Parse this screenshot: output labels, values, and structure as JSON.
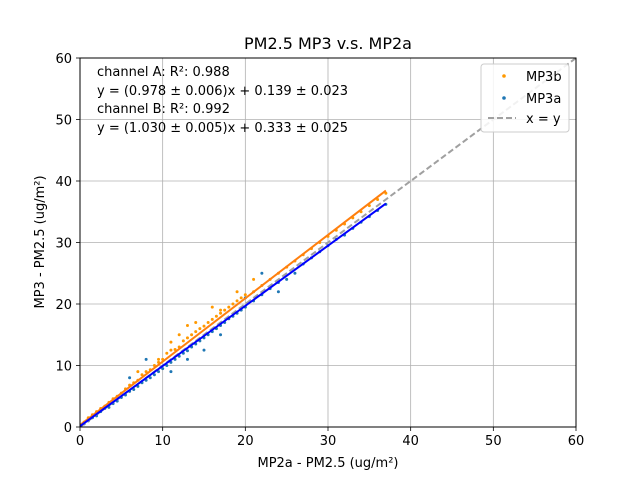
{
  "chart_data": {
    "type": "scatter",
    "title": "PM2.5 MP3 v.s. MP2a",
    "xlabel": "MP2a - PM2.5 (ug/m²)",
    "ylabel": "MP3 - PM2.5 (ug/m²)",
    "xlim": [
      0,
      60
    ],
    "ylim": [
      0,
      60
    ],
    "xticks": [
      "0",
      "10",
      "20",
      "30",
      "40",
      "50",
      "60"
    ],
    "yticks": [
      "0",
      "10",
      "20",
      "30",
      "40",
      "50",
      "60"
    ],
    "grid": true,
    "legend_position": "top-right",
    "annotations": [
      "channel A: R²: 0.988",
      "y = (0.978 ± 0.006)x + 0.139 ± 0.023",
      "channel B: R²: 0.992",
      "y = (1.030 ± 0.005)x + 0.333 ± 0.025"
    ],
    "series": [
      {
        "name": "MP3b",
        "kind": "scatter",
        "color": "#ff9900",
        "points": [
          [
            0.5,
            0.8
          ],
          [
            1,
            1.5
          ],
          [
            1.5,
            2
          ],
          [
            2,
            2.5
          ],
          [
            2.5,
            3
          ],
          [
            3,
            3.4
          ],
          [
            3.5,
            4
          ],
          [
            4,
            4.6
          ],
          [
            4.5,
            5
          ],
          [
            5,
            5.5
          ],
          [
            5.5,
            6.2
          ],
          [
            6,
            6.8
          ],
          [
            6.5,
            7.2
          ],
          [
            7,
            7.6
          ],
          [
            7.5,
            8.5
          ],
          [
            8,
            9
          ],
          [
            8.5,
            9.3
          ],
          [
            9,
            10
          ],
          [
            9.5,
            10.5
          ],
          [
            10,
            11
          ],
          [
            10.5,
            12
          ],
          [
            11,
            12.5
          ],
          [
            11.5,
            12.6
          ],
          [
            12,
            13
          ],
          [
            12.5,
            14
          ],
          [
            13,
            14.5
          ],
          [
            13.5,
            15
          ],
          [
            14,
            15.5
          ],
          [
            14.5,
            16
          ],
          [
            15,
            16.4
          ],
          [
            15.5,
            17
          ],
          [
            16,
            17.5
          ],
          [
            16.5,
            18
          ],
          [
            17,
            18.5
          ],
          [
            17.5,
            19
          ],
          [
            18,
            19.5
          ],
          [
            18.5,
            20
          ],
          [
            19,
            20.5
          ],
          [
            19.5,
            21
          ],
          [
            20,
            21.5
          ],
          [
            21,
            22
          ],
          [
            22,
            23
          ],
          [
            23,
            24
          ],
          [
            24,
            25
          ],
          [
            25,
            26
          ],
          [
            26,
            27
          ],
          [
            27,
            28
          ],
          [
            28,
            29
          ],
          [
            29,
            30
          ],
          [
            30,
            31
          ],
          [
            31,
            32
          ],
          [
            32,
            33
          ],
          [
            33,
            34
          ],
          [
            34,
            35
          ],
          [
            35,
            36
          ],
          [
            36,
            37
          ],
          [
            37,
            38
          ],
          [
            7,
            9
          ],
          [
            9.5,
            11
          ],
          [
            11,
            13.8
          ],
          [
            12,
            15
          ],
          [
            13,
            16.5
          ],
          [
            14,
            17
          ],
          [
            16,
            19.5
          ],
          [
            17,
            19
          ],
          [
            19,
            22
          ],
          [
            21,
            24
          ]
        ]
      },
      {
        "name": "MP3a",
        "kind": "scatter",
        "color": "#1f77b4",
        "points": [
          [
            0.5,
            0.5
          ],
          [
            1,
            1
          ],
          [
            1.5,
            1.5
          ],
          [
            2,
            1.8
          ],
          [
            2.5,
            2.5
          ],
          [
            3,
            3
          ],
          [
            3.5,
            3.2
          ],
          [
            4,
            3.8
          ],
          [
            4.5,
            4.2
          ],
          [
            5,
            4.8
          ],
          [
            5.5,
            5.2
          ],
          [
            6,
            5.8
          ],
          [
            6.5,
            6.1
          ],
          [
            7,
            6.6
          ],
          [
            7.5,
            7.2
          ],
          [
            8,
            7.6
          ],
          [
            8.5,
            8
          ],
          [
            9,
            8.5
          ],
          [
            9.5,
            9
          ],
          [
            10,
            9.5
          ],
          [
            10.5,
            10
          ],
          [
            11,
            10.5
          ],
          [
            11.5,
            11
          ],
          [
            12,
            11.5
          ],
          [
            12.5,
            12
          ],
          [
            13,
            12.4
          ],
          [
            13.5,
            13
          ],
          [
            14,
            13.5
          ],
          [
            14.5,
            14
          ],
          [
            15,
            14.5
          ],
          [
            15.5,
            15
          ],
          [
            16,
            15.5
          ],
          [
            16.5,
            16
          ],
          [
            17,
            16.5
          ],
          [
            17.5,
            17
          ],
          [
            18,
            17.6
          ],
          [
            18.5,
            18
          ],
          [
            19,
            18.5
          ],
          [
            19.5,
            19
          ],
          [
            20,
            19.5
          ],
          [
            21,
            20.5
          ],
          [
            22,
            21.5
          ],
          [
            23,
            22.5
          ],
          [
            24,
            23.5
          ],
          [
            25,
            24
          ],
          [
            26,
            25
          ],
          [
            27,
            26.5
          ],
          [
            28,
            27.5
          ],
          [
            29,
            28.5
          ],
          [
            30,
            29.5
          ],
          [
            31,
            30.5
          ],
          [
            32,
            31.2
          ],
          [
            33,
            32.3
          ],
          [
            34,
            33.3
          ],
          [
            35,
            34.2
          ],
          [
            36,
            35.2
          ],
          [
            37,
            36.2
          ],
          [
            6,
            8
          ],
          [
            8,
            11
          ],
          [
            11,
            9
          ],
          [
            13,
            11
          ],
          [
            15,
            12.5
          ],
          [
            17,
            15
          ],
          [
            20,
            21
          ],
          [
            22,
            25
          ],
          [
            24,
            22
          ]
        ]
      },
      {
        "name": "x = y",
        "kind": "line",
        "style": "dashed",
        "color": "#a0a0a0",
        "points": [
          [
            0,
            0
          ],
          [
            60,
            60
          ]
        ]
      },
      {
        "name": "",
        "kind": "fit",
        "color": "#ff7f0e",
        "points": [
          [
            0,
            0.333
          ],
          [
            37,
            38.44
          ]
        ]
      },
      {
        "name": "",
        "kind": "fit",
        "color": "#0000ff",
        "points": [
          [
            0,
            0.139
          ],
          [
            37,
            36.33
          ]
        ]
      }
    ]
  }
}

- [OBJECTIVE] In the entries above, count each line holding "name" and report the total and nothing more.

- [EXPECTED ANSWER] 5